[Records]

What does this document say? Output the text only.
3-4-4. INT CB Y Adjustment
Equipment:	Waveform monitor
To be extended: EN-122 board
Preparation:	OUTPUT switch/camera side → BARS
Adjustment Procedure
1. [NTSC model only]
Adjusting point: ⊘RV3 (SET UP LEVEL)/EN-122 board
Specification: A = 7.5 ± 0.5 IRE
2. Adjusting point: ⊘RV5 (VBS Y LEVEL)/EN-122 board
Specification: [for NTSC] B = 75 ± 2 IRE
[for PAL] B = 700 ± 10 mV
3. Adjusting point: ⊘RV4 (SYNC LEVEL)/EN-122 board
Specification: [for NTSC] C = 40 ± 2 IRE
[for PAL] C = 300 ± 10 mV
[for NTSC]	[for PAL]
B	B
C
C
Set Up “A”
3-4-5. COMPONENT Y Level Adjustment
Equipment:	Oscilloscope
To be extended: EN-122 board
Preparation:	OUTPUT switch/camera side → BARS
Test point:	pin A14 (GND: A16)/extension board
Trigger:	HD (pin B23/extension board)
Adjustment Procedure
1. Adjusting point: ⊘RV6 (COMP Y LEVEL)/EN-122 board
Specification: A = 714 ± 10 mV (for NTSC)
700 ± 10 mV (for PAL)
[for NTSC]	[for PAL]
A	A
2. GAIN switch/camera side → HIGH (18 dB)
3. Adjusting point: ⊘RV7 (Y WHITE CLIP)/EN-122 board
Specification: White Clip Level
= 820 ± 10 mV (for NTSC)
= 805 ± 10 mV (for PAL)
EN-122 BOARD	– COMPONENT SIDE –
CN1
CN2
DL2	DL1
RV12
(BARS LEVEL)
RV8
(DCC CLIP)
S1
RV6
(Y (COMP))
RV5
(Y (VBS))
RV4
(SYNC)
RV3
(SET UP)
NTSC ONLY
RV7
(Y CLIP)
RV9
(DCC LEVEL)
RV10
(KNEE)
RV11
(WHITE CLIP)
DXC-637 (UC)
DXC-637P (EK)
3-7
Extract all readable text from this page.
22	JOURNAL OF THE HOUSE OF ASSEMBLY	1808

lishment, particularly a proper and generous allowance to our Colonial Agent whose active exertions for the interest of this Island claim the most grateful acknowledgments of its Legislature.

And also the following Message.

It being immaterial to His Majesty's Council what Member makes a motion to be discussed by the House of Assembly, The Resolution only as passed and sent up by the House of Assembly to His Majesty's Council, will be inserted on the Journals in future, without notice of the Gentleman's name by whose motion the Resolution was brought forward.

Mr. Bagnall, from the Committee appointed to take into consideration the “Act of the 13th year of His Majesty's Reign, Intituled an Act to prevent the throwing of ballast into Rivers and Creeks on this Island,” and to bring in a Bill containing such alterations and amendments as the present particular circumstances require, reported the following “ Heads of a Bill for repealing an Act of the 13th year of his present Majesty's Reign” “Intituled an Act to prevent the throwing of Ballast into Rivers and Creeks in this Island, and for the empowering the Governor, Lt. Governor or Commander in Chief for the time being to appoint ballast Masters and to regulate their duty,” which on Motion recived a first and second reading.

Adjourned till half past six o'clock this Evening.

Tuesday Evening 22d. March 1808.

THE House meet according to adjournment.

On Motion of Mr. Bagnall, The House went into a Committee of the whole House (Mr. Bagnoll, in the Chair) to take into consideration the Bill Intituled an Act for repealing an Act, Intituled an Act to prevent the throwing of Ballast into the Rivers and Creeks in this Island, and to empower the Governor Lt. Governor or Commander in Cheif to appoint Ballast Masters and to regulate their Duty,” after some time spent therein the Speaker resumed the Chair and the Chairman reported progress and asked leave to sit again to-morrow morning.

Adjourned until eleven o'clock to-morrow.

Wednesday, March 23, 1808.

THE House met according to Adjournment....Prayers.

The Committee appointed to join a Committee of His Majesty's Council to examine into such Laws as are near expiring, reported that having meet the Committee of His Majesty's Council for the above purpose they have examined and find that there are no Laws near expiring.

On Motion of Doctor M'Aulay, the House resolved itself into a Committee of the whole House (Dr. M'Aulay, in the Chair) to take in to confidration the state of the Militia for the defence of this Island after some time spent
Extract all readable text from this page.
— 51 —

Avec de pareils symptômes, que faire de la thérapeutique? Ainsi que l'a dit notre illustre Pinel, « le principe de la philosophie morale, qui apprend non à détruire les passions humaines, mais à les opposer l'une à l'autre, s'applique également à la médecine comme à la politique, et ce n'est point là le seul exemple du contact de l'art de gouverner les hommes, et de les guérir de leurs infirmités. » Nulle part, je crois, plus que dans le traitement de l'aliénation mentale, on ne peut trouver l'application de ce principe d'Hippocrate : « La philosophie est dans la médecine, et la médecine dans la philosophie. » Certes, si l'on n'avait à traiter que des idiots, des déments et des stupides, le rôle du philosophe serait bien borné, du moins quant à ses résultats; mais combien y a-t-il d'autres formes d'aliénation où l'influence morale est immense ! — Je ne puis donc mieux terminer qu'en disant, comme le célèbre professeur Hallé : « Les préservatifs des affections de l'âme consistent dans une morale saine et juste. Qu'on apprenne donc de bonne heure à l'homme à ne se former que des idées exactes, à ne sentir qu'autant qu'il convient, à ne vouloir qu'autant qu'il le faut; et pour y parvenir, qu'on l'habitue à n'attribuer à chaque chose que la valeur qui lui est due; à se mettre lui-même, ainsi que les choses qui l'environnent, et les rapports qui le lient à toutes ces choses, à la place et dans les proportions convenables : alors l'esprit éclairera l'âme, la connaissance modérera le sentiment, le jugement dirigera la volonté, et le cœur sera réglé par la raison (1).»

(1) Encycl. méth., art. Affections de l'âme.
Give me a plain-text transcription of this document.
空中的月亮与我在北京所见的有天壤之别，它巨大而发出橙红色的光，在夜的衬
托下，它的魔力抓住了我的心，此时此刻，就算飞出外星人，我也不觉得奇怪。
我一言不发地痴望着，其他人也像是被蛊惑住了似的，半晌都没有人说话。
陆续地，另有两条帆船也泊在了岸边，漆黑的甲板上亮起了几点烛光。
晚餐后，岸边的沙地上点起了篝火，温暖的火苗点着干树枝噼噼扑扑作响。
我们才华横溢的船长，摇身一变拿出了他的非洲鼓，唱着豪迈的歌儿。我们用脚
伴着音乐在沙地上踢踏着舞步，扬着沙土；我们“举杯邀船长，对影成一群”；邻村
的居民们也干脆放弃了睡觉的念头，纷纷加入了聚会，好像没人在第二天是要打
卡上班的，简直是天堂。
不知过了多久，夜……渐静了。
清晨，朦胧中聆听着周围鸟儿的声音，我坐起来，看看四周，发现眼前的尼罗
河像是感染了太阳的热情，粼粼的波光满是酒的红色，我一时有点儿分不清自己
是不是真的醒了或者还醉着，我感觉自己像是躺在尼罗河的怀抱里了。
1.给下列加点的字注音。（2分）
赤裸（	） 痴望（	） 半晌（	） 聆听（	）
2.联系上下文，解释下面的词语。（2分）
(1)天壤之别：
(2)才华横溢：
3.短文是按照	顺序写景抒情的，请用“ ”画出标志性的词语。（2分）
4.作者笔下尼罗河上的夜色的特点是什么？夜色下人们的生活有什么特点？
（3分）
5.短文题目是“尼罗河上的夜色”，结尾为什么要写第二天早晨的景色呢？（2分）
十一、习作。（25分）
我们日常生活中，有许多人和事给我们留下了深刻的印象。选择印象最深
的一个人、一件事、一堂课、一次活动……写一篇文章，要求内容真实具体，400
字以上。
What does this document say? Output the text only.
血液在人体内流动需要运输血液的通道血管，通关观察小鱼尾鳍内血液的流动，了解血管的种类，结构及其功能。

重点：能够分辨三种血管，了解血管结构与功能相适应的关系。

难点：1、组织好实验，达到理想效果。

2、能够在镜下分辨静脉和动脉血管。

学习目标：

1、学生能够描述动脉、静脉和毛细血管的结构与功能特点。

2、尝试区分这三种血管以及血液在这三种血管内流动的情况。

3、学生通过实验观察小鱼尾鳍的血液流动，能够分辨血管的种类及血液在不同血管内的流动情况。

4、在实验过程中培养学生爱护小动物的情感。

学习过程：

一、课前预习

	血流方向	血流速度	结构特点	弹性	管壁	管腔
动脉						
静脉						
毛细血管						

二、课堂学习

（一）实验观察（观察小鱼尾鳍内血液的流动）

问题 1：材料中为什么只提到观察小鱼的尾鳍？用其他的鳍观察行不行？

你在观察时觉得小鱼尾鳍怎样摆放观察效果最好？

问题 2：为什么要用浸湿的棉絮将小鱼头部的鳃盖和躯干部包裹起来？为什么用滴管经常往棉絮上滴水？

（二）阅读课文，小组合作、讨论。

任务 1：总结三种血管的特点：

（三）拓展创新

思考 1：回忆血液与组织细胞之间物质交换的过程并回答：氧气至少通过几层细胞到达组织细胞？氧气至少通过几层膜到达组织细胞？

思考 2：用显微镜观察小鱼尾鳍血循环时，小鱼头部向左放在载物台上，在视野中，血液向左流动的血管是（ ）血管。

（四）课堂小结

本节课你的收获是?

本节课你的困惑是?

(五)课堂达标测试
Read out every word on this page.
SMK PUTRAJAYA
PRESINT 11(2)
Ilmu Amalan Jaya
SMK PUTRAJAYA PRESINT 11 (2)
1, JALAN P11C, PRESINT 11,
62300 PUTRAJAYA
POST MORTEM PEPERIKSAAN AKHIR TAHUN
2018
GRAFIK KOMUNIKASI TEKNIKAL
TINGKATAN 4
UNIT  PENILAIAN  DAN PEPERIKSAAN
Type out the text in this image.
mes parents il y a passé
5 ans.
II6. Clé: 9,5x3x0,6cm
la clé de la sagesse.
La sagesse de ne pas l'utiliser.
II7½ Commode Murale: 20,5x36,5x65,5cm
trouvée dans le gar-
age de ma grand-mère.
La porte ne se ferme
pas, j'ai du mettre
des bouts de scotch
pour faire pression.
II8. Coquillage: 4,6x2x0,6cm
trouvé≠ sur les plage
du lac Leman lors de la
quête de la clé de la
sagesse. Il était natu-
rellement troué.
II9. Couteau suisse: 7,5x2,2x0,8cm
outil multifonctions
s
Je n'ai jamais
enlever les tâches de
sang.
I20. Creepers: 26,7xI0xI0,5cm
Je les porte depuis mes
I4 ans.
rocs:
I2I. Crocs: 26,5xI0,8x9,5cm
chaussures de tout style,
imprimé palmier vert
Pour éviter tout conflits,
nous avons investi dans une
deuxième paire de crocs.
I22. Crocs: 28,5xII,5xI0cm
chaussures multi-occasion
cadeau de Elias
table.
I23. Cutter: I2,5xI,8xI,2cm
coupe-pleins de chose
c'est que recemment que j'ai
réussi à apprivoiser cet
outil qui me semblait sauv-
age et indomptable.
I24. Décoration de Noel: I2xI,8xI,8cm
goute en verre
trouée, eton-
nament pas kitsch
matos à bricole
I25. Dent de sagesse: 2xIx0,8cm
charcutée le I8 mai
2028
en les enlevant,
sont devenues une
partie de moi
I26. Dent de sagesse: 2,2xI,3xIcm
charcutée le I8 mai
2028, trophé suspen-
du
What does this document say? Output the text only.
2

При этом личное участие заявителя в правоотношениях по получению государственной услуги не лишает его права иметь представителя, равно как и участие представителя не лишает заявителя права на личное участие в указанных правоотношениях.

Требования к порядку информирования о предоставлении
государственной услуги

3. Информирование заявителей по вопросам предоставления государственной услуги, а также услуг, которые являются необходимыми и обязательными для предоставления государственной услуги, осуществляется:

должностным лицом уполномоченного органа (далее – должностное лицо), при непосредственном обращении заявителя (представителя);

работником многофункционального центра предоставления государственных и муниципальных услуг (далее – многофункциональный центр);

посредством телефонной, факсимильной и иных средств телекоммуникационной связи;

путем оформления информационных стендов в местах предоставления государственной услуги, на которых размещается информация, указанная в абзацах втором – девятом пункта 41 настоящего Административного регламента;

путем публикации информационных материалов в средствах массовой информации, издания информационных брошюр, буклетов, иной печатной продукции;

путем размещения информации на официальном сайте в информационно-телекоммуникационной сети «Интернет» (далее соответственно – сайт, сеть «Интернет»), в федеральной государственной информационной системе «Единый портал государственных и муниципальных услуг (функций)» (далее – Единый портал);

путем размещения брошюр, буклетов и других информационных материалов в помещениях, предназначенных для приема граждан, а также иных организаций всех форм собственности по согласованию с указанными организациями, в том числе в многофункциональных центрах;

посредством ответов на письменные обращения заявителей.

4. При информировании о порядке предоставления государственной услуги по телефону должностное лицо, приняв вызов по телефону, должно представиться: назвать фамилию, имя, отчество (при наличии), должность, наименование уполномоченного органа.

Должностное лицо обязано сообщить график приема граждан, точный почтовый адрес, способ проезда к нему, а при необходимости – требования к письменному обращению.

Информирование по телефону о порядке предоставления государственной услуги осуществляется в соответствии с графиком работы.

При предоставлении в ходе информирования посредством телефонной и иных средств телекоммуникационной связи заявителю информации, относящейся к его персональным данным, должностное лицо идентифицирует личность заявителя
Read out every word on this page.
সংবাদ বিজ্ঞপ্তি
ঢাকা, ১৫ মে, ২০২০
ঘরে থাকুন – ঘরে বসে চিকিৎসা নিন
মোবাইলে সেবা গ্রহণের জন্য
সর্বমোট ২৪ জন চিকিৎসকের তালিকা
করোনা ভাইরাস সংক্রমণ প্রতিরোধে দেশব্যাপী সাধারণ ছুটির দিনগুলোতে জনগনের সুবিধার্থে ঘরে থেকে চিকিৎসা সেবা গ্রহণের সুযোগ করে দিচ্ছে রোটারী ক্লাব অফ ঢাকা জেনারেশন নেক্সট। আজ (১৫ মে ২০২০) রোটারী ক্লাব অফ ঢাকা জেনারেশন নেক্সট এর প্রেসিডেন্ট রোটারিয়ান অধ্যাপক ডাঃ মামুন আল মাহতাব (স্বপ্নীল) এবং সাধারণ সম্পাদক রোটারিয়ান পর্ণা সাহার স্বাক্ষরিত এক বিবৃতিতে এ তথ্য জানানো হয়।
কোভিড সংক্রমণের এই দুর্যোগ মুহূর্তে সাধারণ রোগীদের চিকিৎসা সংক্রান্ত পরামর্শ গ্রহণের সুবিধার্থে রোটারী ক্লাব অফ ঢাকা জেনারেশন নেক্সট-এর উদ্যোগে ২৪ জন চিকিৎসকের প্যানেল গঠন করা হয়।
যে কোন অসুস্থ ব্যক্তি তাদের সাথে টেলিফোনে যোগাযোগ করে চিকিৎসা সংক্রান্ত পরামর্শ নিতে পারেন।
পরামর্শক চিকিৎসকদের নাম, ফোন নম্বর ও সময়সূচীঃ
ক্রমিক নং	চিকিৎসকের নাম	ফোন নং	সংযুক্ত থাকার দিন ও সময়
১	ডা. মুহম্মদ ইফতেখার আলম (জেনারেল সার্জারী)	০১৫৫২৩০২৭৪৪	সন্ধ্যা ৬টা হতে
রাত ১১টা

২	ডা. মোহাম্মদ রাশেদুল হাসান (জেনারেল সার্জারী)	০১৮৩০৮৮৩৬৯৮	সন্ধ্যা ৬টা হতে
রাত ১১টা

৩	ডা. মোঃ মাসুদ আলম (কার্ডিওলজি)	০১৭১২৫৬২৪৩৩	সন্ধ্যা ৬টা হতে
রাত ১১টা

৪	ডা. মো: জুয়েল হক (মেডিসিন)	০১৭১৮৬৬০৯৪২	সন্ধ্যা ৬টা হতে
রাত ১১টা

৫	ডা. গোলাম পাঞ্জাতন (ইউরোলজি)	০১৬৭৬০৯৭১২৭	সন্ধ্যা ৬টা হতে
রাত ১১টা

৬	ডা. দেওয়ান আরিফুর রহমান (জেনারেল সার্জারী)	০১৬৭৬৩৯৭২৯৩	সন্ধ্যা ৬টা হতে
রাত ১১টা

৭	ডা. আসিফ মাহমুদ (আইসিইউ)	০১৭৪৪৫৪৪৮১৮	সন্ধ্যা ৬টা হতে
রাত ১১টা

* EXERCISE INSTRUCTIONS: Using the listing above, state the number of lines that hold "предоставлении", with no other text.

* WORKED ANSWER: 2